### Given problem
Collect each line of the entries that holds the string "سایر".

### Data to process

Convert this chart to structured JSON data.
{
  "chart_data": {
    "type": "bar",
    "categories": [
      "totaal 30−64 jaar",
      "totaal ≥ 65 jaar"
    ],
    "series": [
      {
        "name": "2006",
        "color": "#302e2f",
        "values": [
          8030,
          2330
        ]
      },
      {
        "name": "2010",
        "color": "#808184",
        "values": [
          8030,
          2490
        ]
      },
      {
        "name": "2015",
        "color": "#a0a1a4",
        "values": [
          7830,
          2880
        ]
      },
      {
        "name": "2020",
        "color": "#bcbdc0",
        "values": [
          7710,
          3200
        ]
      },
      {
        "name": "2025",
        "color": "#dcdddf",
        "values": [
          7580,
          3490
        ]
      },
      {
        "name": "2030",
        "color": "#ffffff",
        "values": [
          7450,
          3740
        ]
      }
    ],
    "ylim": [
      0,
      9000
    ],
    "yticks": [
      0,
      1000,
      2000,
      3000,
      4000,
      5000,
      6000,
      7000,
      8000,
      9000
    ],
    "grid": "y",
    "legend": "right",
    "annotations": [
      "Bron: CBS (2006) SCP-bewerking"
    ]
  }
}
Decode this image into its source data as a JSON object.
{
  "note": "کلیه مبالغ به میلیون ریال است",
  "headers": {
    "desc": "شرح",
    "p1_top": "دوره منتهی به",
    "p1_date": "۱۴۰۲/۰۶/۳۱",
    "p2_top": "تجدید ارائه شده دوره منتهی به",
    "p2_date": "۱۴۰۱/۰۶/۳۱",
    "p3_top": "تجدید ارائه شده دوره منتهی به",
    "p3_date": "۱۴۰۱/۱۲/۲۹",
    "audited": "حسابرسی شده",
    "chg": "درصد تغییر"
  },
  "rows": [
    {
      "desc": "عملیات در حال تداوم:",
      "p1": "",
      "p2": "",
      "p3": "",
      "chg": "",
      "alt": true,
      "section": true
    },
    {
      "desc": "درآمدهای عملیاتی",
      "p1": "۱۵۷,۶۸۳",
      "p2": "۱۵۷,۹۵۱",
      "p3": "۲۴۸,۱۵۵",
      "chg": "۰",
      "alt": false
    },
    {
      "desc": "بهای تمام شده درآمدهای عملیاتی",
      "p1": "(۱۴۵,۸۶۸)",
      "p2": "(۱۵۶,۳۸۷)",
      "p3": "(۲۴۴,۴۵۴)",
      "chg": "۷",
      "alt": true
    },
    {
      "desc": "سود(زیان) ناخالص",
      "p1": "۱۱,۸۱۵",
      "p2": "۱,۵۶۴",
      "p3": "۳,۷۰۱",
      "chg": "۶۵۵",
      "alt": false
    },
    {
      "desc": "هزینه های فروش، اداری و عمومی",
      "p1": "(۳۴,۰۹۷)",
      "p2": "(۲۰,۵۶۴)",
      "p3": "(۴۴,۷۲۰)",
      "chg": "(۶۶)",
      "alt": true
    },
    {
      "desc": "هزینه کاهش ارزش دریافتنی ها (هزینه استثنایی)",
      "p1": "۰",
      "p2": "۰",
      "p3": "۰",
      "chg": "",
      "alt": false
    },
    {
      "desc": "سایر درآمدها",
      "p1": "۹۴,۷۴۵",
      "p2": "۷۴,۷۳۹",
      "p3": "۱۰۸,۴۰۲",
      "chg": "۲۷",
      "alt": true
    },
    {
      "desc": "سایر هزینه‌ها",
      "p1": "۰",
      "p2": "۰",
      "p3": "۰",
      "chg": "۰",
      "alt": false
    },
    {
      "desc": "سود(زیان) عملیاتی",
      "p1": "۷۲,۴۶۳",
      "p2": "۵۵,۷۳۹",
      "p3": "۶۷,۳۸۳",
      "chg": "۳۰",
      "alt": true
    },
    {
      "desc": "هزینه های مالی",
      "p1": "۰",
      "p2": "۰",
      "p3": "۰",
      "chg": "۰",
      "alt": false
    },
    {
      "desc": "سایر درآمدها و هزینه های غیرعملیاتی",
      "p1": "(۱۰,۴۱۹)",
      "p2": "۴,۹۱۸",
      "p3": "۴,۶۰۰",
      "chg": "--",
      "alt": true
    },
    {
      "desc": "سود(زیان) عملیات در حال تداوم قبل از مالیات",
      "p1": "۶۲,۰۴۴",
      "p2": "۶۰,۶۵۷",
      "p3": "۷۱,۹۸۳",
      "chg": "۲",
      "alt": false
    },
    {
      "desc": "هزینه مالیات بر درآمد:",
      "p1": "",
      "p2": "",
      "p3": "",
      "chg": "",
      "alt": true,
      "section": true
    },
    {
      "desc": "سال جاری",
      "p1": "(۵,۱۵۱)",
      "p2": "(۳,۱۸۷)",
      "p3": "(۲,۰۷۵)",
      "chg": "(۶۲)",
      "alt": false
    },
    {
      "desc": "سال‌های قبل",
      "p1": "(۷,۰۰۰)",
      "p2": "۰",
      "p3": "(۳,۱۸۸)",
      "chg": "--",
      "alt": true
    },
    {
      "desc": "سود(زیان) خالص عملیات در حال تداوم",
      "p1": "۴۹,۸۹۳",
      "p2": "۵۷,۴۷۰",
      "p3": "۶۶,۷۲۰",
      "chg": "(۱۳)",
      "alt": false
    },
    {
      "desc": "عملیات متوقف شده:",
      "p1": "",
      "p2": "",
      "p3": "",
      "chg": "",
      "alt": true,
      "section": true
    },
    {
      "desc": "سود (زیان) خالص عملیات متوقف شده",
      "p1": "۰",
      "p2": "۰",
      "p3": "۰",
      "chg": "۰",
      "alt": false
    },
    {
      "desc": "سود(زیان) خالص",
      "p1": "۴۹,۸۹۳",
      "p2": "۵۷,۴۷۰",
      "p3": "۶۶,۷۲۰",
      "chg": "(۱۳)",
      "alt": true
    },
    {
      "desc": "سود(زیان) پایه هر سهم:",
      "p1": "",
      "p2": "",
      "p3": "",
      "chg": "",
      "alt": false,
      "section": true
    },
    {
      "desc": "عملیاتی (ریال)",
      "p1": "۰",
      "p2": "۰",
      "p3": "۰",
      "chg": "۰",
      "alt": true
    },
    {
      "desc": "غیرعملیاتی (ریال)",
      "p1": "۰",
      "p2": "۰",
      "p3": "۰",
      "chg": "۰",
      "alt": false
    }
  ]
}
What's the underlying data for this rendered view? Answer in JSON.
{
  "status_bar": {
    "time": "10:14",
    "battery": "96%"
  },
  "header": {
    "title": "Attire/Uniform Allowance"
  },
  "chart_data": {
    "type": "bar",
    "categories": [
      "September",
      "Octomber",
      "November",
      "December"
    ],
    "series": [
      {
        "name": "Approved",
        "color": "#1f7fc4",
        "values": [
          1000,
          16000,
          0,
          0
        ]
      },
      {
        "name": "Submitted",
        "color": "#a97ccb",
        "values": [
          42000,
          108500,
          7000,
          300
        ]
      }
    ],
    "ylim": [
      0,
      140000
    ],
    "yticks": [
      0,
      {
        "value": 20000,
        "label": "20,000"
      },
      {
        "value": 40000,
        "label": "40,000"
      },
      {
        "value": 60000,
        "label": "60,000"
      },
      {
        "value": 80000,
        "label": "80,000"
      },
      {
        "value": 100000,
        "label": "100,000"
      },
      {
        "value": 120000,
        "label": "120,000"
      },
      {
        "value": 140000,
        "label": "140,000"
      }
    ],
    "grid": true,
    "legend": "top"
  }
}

### Response to the exercise
      "desc": "سایر درآمدها",
      "desc": "سایر هزینه‌ها",
      "desc": "سایر درآمدها و هزینه های غیرعملیاتی",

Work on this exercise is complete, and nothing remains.